[START Stored data]
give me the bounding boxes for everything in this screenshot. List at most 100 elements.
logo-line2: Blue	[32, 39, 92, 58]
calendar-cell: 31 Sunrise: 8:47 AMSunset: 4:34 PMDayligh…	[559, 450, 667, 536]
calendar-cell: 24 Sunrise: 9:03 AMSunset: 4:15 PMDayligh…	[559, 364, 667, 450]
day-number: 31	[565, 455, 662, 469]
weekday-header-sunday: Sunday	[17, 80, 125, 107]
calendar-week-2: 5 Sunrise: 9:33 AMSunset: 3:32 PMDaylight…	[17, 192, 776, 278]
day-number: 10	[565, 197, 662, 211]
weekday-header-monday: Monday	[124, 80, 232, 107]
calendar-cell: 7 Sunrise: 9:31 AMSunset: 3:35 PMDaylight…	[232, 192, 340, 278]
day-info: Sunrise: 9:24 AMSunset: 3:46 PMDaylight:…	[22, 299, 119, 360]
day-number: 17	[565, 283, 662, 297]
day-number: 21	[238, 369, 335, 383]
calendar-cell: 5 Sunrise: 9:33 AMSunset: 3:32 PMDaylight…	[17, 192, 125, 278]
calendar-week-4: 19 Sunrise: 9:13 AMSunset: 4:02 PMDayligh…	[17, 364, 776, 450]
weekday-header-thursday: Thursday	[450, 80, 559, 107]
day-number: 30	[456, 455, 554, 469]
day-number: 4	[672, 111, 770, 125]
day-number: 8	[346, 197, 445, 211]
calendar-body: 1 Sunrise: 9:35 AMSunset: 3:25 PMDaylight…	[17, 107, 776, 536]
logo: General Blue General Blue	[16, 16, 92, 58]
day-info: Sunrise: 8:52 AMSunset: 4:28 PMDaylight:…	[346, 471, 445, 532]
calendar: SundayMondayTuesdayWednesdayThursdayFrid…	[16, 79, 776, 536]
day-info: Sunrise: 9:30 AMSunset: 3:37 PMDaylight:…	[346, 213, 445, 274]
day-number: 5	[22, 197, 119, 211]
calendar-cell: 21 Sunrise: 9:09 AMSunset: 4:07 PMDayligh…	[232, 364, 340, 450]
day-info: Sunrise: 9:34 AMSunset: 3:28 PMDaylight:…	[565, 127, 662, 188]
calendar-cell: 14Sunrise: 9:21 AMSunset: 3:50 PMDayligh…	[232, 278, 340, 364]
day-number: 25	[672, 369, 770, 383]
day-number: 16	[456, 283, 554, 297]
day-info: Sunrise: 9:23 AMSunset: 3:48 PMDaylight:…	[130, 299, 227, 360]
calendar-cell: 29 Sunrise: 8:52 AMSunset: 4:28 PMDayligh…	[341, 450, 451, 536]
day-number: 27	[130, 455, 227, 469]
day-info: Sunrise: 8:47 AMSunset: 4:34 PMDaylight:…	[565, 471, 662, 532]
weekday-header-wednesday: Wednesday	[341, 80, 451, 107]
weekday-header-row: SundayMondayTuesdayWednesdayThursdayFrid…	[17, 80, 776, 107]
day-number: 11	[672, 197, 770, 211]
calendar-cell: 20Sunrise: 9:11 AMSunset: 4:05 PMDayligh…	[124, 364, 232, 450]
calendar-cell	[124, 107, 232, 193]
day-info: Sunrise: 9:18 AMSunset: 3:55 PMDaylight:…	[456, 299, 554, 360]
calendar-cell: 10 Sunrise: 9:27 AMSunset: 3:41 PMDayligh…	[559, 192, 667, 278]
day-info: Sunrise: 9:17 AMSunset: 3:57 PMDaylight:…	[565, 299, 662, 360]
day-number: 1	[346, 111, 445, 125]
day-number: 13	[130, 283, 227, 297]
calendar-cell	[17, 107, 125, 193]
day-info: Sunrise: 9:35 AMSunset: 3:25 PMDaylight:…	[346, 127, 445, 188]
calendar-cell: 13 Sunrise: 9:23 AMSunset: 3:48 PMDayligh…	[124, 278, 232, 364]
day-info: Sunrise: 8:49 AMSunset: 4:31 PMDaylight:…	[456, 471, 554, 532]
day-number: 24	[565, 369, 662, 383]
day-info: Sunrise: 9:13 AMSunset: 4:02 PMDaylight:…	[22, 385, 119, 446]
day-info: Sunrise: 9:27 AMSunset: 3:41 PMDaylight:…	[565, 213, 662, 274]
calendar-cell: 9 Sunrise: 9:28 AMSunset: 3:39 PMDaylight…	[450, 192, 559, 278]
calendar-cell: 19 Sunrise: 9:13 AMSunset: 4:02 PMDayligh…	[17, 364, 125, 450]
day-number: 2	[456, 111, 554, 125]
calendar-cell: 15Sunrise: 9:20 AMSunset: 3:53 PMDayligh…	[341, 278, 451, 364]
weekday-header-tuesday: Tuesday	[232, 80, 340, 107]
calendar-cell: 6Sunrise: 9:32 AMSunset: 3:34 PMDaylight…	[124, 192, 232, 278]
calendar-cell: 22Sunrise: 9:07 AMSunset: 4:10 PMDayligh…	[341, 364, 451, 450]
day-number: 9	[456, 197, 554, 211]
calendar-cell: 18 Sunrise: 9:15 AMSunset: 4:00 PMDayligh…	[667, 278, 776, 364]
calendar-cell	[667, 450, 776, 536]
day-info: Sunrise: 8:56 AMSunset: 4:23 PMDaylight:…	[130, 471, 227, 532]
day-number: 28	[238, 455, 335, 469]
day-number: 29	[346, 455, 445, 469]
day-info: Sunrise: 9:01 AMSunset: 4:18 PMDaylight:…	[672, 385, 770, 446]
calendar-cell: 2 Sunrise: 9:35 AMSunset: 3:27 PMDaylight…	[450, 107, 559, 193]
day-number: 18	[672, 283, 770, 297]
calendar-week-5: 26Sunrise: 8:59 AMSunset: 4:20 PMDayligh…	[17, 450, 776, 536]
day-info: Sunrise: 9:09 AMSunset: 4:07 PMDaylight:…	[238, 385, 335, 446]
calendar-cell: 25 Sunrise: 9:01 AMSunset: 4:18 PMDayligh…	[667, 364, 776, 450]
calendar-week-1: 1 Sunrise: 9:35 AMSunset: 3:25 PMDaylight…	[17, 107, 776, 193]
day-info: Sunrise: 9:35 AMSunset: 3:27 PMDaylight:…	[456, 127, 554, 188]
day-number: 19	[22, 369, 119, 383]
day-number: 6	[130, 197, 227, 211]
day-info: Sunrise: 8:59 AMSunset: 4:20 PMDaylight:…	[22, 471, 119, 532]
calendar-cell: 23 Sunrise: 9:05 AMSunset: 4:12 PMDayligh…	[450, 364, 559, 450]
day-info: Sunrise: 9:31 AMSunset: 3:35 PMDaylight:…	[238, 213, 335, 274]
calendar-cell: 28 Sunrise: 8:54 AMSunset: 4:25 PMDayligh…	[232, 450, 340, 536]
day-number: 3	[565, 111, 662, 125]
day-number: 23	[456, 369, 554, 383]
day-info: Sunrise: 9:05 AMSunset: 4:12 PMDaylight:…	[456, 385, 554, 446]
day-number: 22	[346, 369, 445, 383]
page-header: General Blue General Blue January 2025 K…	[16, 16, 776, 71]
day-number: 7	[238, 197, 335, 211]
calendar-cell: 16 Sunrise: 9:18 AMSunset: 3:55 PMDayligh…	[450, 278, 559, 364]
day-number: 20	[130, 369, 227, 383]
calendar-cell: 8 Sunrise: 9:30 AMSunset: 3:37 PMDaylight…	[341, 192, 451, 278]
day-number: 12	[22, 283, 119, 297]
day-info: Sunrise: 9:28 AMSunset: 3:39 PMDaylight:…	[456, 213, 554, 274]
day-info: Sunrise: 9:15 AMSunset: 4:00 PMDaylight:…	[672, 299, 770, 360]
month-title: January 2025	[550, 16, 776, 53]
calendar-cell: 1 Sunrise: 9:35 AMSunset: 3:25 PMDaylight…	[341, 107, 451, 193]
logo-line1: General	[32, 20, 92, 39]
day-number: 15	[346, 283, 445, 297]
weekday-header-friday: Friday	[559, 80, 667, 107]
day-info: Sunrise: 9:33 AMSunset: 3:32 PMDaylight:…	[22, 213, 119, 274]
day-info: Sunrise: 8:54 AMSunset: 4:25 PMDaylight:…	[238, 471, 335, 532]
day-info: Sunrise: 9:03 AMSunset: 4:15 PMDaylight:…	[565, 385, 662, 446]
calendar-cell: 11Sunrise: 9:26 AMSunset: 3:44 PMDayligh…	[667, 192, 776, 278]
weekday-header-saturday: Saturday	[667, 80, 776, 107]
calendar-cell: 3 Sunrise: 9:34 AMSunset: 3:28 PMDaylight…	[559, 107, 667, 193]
[END Stored data]
■ **What you are asked to do**
Render the data from its first line through the line containing "calendar-cell: 5 Sunrise: 9:33" as a Markdown table with two columns, Row and Text: number each line in Row, put the line itself in Text, and omit any blank lines.

■ **Finished exercise**
| Row | Text |
|---|---|
| 1 | give me the bounding boxes for everything in this screenshot. List at most 100 elements. |
| 2 | logo-line2: Blue	[32, 39, 92, 58] |
| 3 | calendar-cell: 31 Sunrise: 8:47 AMSunset: 4:34 PMDayligh…	[559, 450, 667, 536] |
| 4 | calendar-cell: 24 Sunrise: 9:03 AMSunset: 4:15 PMDayligh…	[559, 364, 667, 450] |
| 5 | day-number: 31	[565, 455, 662, 469] |
| 6 | weekday-header-sunday: Sunday	[17, 80, 125, 107] |
| 7 | calendar-week-2: 5 Sunrise: 9:33 AMSunset: 3:32 PMDaylight…	[17, 192, 776, 278] |
| 8 | day-number: 10	[565, 197, 662, 211] |
| 9 | weekday-header-monday: Monday	[124, 80, 232, 107] |
| 10 | calendar-cell: 7 Sunrise: 9:31 AMSunset: 3:35 PMDaylight…	[232, 192, 340, 278] |
| 11 | day-info: Sunrise: 9:24 AMSunset: 3:46 PMDaylight:…	[22, 299, 119, 360] |
| 12 | day-number: 17	[565, 283, 662, 297] |
| 13 | day-number: 21	[238, 369, 335, 383] |
| 14 | calendar-cell: 5 Sunrise: 9:33 AMSunset: 3:32 PMDaylight…	[17, 192, 125, 278] |